** START OF RECORDS **

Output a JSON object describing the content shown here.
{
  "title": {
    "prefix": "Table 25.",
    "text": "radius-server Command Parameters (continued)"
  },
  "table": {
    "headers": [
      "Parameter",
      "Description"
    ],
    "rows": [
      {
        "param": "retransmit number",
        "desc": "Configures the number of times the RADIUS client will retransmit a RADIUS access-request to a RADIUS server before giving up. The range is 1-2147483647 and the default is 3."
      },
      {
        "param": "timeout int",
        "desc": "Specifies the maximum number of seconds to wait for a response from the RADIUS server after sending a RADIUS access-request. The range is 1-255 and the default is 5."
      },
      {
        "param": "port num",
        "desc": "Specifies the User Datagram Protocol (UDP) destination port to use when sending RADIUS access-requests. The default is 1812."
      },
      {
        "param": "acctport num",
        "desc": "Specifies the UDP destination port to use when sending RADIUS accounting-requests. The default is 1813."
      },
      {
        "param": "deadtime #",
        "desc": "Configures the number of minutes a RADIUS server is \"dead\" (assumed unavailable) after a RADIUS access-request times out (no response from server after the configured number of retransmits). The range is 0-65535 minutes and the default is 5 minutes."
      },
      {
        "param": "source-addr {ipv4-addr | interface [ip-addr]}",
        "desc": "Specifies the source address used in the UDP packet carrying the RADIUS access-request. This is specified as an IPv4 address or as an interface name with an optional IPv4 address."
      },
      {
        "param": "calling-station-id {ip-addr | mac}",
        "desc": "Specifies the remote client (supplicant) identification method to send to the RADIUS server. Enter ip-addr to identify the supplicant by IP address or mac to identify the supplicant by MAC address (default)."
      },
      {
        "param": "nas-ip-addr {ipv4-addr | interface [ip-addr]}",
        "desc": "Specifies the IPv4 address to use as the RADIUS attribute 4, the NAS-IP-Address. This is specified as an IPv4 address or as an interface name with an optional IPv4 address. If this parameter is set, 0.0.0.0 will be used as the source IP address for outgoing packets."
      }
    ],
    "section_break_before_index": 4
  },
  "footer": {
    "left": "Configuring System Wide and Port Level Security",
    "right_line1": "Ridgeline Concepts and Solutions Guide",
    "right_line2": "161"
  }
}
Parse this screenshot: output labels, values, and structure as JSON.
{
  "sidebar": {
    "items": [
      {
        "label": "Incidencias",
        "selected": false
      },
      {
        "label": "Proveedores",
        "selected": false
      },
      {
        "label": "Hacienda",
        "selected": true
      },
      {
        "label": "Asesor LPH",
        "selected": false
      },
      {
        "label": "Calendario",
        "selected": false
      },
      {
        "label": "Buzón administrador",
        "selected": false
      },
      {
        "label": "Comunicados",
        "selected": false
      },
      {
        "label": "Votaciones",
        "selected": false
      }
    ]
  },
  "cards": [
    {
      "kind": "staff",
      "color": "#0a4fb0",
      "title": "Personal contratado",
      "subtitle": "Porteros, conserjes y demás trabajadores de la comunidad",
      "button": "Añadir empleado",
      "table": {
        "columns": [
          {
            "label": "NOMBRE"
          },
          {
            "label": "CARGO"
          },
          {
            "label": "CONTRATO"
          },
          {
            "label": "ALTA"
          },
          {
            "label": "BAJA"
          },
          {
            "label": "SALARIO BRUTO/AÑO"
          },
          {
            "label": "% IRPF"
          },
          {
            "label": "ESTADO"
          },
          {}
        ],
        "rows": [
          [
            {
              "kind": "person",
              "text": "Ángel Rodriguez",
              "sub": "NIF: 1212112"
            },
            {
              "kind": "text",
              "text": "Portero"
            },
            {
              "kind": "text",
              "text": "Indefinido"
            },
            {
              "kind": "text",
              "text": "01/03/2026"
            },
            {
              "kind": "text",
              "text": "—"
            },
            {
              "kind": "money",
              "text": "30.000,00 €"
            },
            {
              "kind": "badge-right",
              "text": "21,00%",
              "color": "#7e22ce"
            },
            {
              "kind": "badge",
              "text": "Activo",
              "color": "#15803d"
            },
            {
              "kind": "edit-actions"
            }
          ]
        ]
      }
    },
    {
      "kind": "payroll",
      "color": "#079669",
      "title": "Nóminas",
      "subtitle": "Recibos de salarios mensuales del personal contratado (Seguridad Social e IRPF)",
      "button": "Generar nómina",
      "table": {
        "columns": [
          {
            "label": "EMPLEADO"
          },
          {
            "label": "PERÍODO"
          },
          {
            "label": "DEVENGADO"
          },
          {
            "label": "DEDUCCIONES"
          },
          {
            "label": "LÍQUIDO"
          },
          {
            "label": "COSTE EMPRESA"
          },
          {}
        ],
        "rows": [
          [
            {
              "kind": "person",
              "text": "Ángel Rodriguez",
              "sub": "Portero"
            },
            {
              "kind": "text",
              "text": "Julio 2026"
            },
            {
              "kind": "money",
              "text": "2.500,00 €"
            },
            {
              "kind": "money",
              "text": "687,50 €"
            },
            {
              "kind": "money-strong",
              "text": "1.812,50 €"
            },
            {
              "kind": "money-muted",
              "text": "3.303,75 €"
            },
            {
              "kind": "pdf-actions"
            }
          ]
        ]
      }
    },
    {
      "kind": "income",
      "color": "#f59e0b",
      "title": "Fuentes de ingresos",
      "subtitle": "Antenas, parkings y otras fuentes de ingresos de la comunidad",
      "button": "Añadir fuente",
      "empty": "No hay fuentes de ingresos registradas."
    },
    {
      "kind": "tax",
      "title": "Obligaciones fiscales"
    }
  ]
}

** END OF RECORDS **

» **EXERCISE REQUIREMENTS**
Tell how many lines in the material above include the word "subtitle", giving the number only.

» **ANSWER**
3